• What you are asked to do: Lines containing the string "시행규칙" are to be counted; report the total by itself.

• Data shown:
··········

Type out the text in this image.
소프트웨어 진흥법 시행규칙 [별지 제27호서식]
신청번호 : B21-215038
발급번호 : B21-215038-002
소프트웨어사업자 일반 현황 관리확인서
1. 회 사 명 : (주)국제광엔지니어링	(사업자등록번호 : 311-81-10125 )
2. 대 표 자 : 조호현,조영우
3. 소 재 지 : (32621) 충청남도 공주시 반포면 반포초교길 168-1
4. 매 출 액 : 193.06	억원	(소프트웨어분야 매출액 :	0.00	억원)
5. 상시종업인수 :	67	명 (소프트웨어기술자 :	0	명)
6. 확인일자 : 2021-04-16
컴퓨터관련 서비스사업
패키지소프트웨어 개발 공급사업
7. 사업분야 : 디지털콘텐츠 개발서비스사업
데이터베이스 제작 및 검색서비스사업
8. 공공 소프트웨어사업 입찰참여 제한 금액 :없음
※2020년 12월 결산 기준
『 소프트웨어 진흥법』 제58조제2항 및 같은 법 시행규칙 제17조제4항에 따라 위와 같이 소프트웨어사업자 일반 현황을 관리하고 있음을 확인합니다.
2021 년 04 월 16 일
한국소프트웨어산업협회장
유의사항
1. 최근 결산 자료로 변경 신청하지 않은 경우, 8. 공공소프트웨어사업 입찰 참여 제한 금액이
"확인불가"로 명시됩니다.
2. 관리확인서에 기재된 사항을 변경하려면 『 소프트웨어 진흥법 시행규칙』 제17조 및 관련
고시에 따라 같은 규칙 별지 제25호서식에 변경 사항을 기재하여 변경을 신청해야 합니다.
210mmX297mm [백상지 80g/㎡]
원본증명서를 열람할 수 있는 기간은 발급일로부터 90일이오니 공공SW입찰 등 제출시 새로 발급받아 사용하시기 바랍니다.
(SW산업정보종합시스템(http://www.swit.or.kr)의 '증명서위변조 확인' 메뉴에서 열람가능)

··········

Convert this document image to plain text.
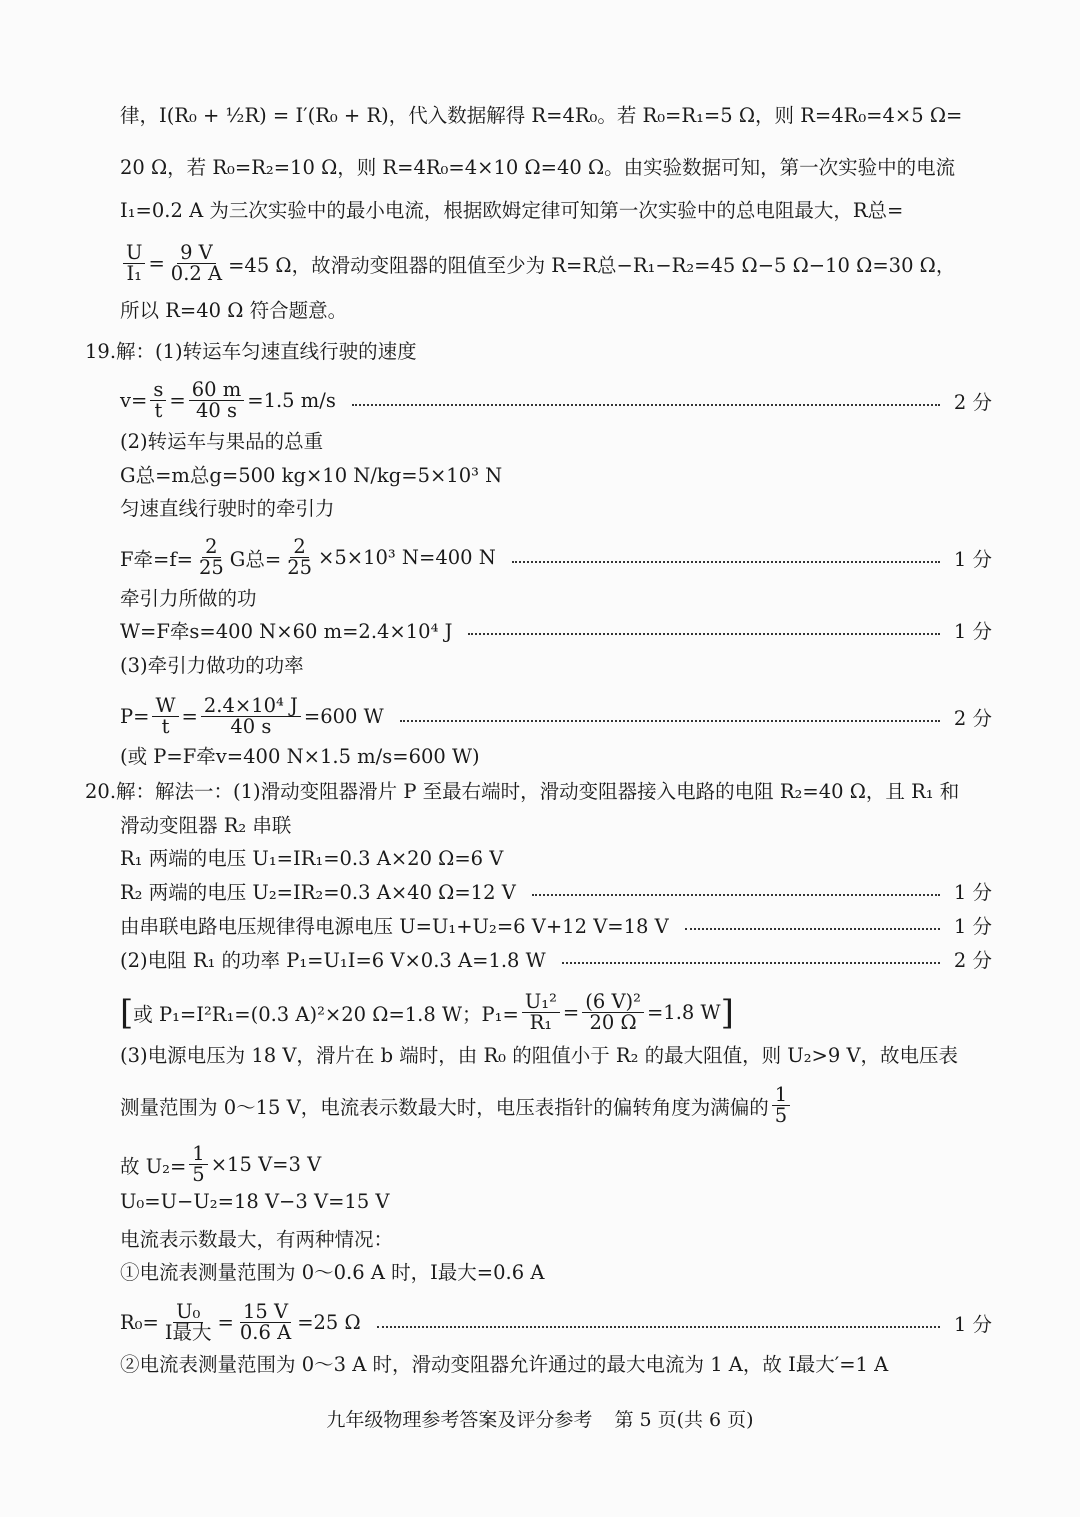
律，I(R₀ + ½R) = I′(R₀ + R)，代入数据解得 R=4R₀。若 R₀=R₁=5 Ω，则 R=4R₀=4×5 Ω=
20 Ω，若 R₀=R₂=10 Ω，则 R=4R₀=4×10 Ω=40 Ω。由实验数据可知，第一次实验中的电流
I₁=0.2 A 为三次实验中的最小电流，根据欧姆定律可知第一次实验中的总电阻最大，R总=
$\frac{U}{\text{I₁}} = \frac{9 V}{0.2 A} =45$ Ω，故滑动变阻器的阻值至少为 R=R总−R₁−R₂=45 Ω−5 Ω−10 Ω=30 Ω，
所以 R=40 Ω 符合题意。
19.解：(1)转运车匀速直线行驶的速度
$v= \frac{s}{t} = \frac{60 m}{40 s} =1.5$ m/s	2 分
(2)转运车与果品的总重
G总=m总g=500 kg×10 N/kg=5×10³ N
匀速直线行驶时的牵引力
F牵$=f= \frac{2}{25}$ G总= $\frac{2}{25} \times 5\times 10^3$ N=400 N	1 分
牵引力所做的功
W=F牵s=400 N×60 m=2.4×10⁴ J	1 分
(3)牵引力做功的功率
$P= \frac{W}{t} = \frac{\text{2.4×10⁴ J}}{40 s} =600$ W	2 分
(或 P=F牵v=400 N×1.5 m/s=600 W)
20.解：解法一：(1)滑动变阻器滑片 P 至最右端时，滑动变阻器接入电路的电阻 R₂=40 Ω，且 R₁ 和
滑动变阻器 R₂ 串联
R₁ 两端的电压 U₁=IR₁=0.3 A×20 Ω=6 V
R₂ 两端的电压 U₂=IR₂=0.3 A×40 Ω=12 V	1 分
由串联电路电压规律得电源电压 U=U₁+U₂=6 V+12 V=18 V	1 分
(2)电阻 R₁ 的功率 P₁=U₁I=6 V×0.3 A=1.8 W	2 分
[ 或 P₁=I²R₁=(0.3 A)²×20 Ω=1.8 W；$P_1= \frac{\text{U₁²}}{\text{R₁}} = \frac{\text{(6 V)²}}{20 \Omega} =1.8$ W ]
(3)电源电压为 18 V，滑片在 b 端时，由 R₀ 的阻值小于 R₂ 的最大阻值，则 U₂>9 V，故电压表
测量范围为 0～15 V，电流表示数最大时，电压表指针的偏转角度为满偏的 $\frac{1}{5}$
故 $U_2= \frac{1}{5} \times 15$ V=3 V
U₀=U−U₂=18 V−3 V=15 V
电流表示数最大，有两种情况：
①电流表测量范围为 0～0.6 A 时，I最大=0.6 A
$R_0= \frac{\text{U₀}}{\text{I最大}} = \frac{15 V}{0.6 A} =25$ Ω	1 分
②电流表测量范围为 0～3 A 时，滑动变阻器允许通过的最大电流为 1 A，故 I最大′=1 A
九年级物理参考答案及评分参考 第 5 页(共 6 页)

··········

• Result below: 3